• [Supplied text]:
“Gibbs sampling is a variant of the Metropolis-Hastings algorithm that uses clever proposals and is therefore more efficient [i.e.] you can get a good estimate of the posterior from Gibbs sampling with many fewer samples than a comparable Metropolis approach.” (p.245)
Chapter 8 is the chapter on MCMC algorithms, starting with a little tale on King Markov visiting islands in proportion to the number of inhabitants on each island. With no justification as to why those Markov methods are proper simulation methods. Or even some details about Gibbs samplers using exact conditionals. This makes the above remark the more worrying as it is false in general. Or at least meaningless without provisions. But this is a minor issue as the author quickly moves to Hamiltonian Monte Carlo and Stan, that he adopts as the default approach. Still with no explanation whatsoever on the nature of the algorithm or even the definition of Hamiltonians. Stan is thus to be taken by the reader as a blackbox returning Markov chains with hopefully the right [stationary] distribution. (Another Gelmanism on p.256 with the vignette “Warmup is not burn-in”.)
“And with no false modesty my intuition is no better. But I have learned to solve these problems by cold, hard, ruthless application of conditional probability. There’s no need to be clever when you can be ruthless.” (p.423)
Maximum entropy priors are introduced in Chapter 9 with the argument that those are the least informative priors (p.267) since they maximise the entropy. Sweeping under the carpet the dependence on (i) the dominating measure behind the entropy and (ii) the impact of the parameterisation of the constraints. (A nice vignette on the false god of “histomancy, the ancient art of divining likelihood functions from empirical histograms”, p.282.) This chapter and the following ones concentrate on generalised linear models. With the intermede in Chapter 11 of “Monsters and mixtures”! Monsters made of “parts of different creatures” (p.331). Mixtures in the sense of ordinal data and of zero-inflated and over-dispersed models, rather than in Gaussian mixture models. Maybe because Stan cannot handle discrete missing variables. (Chapter 14 deals with continuous missing data, which is handled by Bayesian imputation, i.e., by treating the missing data as extra parameters.) This part of the book ends up with Gaussian processes in Chapter 13, which can be introduced as spatial constraints on a covariance matrix in the appropriate GLM.

• [Extracted material]:
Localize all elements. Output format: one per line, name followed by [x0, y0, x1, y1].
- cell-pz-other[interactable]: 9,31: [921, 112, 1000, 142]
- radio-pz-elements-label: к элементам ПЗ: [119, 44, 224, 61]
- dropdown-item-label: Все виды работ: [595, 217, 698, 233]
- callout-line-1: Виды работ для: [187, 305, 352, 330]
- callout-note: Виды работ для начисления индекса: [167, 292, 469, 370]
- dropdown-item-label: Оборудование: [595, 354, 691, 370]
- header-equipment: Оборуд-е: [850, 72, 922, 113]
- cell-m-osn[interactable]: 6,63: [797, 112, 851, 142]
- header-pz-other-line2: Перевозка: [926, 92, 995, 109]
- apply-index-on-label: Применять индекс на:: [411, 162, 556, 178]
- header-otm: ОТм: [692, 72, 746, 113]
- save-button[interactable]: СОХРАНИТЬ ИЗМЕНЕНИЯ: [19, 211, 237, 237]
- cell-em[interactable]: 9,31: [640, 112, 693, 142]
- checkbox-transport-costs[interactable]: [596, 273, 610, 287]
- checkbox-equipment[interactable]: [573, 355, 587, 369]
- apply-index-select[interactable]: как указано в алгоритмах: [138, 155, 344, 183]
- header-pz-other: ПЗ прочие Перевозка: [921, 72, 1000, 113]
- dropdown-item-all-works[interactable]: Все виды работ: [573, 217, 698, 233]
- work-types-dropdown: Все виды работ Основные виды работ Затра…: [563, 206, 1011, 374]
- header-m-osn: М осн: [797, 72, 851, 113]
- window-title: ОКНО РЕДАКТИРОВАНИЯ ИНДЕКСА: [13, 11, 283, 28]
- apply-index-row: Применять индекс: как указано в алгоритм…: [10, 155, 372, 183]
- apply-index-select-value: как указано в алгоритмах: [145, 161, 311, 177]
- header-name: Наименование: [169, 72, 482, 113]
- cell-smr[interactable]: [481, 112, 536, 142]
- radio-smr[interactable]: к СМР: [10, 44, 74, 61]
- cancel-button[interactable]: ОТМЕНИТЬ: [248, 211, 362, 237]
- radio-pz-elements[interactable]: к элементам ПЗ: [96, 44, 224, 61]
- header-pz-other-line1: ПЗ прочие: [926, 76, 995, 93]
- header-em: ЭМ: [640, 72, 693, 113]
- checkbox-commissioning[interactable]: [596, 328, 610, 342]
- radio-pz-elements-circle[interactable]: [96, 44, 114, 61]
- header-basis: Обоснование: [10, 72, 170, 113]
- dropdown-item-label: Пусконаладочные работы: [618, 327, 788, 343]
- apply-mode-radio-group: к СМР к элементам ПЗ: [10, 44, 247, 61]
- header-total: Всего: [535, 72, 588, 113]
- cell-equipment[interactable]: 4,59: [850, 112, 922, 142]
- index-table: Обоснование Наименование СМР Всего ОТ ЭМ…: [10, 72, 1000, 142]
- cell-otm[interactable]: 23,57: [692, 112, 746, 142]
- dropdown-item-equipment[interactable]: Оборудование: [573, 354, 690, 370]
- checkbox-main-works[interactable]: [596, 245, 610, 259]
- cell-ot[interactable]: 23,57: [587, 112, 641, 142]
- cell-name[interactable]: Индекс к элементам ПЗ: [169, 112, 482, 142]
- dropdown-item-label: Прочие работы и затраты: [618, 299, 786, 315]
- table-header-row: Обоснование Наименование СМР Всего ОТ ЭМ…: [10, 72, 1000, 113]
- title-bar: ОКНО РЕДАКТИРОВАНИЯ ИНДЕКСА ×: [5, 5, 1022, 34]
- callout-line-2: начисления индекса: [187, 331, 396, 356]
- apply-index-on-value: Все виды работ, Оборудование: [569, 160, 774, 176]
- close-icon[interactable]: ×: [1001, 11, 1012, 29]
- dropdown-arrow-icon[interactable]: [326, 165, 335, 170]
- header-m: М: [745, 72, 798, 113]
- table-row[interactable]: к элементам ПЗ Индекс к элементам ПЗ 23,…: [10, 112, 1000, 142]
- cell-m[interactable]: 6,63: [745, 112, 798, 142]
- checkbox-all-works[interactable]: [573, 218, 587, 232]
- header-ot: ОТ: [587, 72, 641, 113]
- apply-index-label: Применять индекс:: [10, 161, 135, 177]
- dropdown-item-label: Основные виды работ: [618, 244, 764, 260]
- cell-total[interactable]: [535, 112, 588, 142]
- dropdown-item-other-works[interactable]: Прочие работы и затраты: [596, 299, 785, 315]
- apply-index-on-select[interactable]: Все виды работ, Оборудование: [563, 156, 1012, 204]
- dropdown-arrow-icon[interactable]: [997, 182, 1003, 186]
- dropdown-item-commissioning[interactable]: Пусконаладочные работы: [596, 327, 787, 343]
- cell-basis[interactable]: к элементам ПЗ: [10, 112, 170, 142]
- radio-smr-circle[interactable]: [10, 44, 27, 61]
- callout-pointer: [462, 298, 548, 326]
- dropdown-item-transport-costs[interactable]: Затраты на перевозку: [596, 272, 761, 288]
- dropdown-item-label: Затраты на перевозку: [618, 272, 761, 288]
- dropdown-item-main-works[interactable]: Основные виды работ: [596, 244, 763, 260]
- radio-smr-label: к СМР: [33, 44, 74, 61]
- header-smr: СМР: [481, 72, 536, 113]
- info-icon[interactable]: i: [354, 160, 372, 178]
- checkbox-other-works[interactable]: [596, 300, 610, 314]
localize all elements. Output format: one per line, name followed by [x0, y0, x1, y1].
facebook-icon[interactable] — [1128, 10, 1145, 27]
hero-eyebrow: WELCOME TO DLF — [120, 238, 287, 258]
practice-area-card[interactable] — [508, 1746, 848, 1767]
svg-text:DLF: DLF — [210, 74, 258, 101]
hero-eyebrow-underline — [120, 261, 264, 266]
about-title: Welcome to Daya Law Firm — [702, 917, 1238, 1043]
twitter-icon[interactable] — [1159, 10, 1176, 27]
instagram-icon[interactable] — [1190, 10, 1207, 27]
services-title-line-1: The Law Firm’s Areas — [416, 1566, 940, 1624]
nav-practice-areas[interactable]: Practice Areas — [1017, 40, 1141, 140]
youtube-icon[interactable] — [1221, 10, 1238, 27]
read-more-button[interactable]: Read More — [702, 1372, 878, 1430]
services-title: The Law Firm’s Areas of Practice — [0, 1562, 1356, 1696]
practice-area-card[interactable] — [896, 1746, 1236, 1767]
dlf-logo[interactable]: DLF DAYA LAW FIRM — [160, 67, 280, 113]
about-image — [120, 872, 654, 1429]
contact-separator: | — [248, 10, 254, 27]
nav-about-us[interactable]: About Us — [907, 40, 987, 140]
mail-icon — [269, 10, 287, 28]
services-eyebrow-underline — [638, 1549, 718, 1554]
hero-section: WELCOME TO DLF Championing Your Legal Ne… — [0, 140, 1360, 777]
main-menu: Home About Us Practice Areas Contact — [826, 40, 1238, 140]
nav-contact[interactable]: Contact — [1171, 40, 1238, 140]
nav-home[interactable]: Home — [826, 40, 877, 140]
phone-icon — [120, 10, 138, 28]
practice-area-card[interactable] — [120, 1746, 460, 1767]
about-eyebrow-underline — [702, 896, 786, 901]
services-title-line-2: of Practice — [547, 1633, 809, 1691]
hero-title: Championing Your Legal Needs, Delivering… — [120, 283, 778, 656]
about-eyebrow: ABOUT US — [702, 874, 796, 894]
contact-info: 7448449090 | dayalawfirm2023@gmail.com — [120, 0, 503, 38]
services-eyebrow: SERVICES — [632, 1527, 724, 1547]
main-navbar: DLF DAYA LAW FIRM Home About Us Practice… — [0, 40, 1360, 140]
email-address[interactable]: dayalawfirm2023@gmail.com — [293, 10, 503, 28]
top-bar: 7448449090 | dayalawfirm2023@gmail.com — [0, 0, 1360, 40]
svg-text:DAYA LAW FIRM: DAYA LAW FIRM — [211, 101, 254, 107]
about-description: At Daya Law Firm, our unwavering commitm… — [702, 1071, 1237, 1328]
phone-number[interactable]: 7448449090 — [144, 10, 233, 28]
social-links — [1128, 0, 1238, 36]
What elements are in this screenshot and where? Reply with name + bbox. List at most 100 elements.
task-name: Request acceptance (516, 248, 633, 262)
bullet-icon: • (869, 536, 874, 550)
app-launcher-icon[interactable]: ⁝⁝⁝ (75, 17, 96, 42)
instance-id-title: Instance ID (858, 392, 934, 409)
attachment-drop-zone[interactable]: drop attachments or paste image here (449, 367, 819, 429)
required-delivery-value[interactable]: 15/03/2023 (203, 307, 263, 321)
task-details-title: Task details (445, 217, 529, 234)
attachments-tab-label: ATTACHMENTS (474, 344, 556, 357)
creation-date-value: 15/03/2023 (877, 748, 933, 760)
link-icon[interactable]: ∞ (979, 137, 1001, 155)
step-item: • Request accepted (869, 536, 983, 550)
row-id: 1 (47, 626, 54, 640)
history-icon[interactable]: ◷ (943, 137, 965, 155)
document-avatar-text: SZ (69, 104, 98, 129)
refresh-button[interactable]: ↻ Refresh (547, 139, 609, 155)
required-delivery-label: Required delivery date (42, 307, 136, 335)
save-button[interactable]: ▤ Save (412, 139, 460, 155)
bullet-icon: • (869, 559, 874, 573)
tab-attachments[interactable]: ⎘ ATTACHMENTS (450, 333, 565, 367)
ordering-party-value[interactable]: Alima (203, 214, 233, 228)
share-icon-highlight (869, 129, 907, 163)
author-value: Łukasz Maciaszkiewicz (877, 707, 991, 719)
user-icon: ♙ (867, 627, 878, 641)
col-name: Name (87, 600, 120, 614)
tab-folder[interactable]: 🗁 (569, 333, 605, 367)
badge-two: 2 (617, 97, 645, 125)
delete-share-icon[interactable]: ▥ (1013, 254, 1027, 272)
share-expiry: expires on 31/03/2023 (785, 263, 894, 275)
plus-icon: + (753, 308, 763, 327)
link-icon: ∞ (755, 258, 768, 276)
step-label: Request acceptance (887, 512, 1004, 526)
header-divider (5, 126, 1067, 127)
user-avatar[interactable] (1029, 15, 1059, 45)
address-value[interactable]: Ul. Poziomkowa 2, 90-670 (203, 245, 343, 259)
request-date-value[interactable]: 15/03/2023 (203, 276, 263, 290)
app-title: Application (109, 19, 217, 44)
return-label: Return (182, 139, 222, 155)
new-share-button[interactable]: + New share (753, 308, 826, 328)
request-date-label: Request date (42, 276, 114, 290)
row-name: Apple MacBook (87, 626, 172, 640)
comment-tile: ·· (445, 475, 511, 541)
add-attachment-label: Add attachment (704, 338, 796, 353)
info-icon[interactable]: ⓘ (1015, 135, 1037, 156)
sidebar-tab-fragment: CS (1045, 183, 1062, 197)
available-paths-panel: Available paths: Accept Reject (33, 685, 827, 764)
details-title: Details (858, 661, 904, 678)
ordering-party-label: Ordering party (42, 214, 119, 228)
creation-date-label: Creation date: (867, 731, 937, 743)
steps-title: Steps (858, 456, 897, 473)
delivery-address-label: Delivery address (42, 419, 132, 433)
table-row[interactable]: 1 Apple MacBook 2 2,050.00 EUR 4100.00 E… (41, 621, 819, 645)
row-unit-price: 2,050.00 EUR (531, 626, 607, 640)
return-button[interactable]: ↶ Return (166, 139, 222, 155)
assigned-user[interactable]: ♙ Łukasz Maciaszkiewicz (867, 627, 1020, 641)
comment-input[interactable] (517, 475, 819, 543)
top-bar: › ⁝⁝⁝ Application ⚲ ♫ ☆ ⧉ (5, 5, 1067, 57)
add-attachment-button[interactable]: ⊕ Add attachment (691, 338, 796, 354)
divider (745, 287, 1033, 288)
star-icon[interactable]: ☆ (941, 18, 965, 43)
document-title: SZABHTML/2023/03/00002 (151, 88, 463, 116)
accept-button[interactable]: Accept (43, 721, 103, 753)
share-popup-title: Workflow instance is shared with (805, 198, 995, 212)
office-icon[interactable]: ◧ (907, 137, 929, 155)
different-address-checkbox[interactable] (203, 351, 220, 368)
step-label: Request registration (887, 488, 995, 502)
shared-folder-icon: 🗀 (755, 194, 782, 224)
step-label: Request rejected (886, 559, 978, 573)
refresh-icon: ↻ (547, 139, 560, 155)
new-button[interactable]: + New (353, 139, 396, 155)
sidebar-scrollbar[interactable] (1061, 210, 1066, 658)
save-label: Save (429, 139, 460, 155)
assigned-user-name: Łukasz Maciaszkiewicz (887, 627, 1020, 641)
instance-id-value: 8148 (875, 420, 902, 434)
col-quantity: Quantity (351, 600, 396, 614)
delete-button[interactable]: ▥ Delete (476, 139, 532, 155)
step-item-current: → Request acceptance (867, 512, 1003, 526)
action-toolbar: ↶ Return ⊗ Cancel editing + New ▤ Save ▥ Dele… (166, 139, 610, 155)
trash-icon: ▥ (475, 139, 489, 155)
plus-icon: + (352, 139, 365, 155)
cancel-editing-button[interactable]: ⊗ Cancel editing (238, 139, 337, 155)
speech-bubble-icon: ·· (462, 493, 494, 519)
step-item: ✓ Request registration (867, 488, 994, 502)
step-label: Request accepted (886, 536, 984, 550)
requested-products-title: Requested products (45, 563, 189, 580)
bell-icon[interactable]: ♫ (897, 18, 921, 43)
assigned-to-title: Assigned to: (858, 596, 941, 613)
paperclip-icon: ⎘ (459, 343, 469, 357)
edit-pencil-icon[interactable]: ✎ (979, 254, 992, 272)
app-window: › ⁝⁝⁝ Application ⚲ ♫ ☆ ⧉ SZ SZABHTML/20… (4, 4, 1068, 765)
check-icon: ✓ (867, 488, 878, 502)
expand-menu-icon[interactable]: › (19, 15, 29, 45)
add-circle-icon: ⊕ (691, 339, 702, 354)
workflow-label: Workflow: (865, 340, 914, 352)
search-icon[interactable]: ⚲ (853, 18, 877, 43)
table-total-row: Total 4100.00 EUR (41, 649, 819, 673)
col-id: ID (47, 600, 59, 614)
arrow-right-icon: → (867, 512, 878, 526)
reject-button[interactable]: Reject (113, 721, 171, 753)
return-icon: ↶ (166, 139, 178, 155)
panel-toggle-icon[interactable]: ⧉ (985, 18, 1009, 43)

• [Activity list]:
[1] In the book review, why does the reviewer find the quoted claim about Gibbs sampling "the more worrying"? Answer in one to three sentences.
[2] Carry the book review forward from its final sentence.

• [Expected responses]:
[1] The chapter gives no justification of why Markov methods are proper simulation methods, nor any details about Gibbs samplers using exact conditionals. The claim therefore stands unsupported, and the reviewer considers it false in general, or at least meaningless without provisions.

[2]
“It is hard to find an accessible introduction to image analysis, because it is a very computational subject. At the intermediate level, see Martin and Robert (2007), Chapter 8. You can hum over their mathematics and still acquaint yourself with the different goals and procedures.” (p.447)
“…mathematical foundations solve few, if any, of the contingent problems that we confront in the context of a study.” (p.443)
Hardly any maths is to be found in this book, including posterior derivations. Which is unsurprising given the declared intent of the author. And the use of Stan. And the above quotes, the second one being the last sentence of the book. Most derivations and prior modellings are hidden in the R or Stan code. As should be obvious from, e.g., our own Bayesian Essentials with R, this is not an approach I am quite comfortable with, simply because I feel that some level of abstraction helps better in providing a general guidance than an extensive array of examples. However, despite or because of this different perspective, Statistical Rethinking remains an impressive book that I do not hesitate recommending for prospective data analysts and applied statisticians!